___ Data provided

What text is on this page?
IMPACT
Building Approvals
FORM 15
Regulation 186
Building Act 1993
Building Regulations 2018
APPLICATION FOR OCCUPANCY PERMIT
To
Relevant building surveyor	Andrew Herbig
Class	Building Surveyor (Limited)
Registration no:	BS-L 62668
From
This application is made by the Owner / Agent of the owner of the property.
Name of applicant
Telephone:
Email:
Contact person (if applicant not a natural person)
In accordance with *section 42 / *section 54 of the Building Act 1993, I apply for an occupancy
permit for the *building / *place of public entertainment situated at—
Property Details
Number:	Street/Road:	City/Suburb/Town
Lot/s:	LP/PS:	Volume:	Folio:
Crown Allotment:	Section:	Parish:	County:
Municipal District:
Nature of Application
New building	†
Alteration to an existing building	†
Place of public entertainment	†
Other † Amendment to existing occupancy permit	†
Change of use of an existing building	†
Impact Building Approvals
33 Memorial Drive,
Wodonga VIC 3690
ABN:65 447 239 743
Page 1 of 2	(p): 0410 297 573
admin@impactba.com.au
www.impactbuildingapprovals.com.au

______

Your goal:
Return all of the entries exactly as they were supplied.

Task output:
What text is on this page?
IMPACT
Building Approvals
FORM 15
Regulation 186
Building Act 1993
Building Regulations 2018
APPLICATION FOR OCCUPANCY PERMIT
To
Relevant building surveyor	Andrew Herbig
Class	Building Surveyor (Limited)
Registration no:	BS-L 62668
From
This application is made by the Owner / Agent of the owner of the property.
Name of applicant
Telephone:
Email:
Contact person (if applicant not a natural person)
In accordance with *section 42 / *section 54 of the Building Act 1993, I apply for an occupancy
permit for the *building / *place of public entertainment situated at—
Property Details
Number:	Street/Road:	City/Suburb/Town
Lot/s:	LP/PS:	Volume:	Folio:
Crown Allotment:	Section:	Parish:	County:
Municipal District:
Nature of Application
New building	†
Alteration to an existing building	†
Place of public entertainment	†
Other † Amendment to existing occupancy permit	†
Change of use of an existing building	†
Impact Building Approvals
33 Memorial Drive,
Wodonga VIC 3690
ABN:65 447 239 743
Page 1 of 2	(p): 0410 297 573
admin@impactba.com.au
www.impactbuildingapprovals.com.au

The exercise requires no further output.